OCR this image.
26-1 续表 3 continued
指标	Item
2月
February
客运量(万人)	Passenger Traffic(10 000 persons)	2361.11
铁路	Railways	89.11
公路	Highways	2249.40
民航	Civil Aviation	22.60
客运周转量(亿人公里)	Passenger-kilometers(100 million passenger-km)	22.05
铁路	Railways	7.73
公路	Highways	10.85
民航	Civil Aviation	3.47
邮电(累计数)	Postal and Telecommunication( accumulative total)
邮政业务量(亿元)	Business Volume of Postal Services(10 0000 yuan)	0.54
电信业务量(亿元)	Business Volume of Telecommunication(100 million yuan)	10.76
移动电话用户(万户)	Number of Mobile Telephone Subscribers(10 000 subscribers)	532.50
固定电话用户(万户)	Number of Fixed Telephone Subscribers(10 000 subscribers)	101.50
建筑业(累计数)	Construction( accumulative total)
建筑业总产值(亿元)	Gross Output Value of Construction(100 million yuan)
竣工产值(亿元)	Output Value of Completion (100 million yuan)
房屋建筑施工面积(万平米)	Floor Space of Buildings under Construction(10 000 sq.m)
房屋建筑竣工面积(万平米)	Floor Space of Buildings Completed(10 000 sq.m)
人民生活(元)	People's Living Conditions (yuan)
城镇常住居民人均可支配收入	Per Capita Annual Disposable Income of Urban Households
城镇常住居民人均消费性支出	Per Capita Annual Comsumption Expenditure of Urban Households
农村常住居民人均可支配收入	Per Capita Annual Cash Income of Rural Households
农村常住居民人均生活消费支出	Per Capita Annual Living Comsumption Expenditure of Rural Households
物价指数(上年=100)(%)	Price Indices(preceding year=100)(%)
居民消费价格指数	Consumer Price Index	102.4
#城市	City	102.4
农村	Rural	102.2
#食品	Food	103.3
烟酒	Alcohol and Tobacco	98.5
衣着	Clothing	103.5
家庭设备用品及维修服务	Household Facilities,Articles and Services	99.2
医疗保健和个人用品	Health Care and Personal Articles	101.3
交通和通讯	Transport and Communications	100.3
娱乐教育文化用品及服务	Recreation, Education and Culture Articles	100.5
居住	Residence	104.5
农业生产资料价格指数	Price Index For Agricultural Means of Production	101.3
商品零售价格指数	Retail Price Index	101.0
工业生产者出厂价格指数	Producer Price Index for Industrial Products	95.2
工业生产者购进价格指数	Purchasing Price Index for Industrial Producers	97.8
---------------
**What you need to do:**
Scan the material above for the string "Construction" and return the lines that hold it.

**Task output:**
建筑业(累计数)	Construction( accumulative total)
建筑业总产值(亿元)	Gross Output Value of Construction(100 million yuan)
房屋建筑施工面积(万平米)	Floor Space of Buildings under Construction(10 000 sq.m)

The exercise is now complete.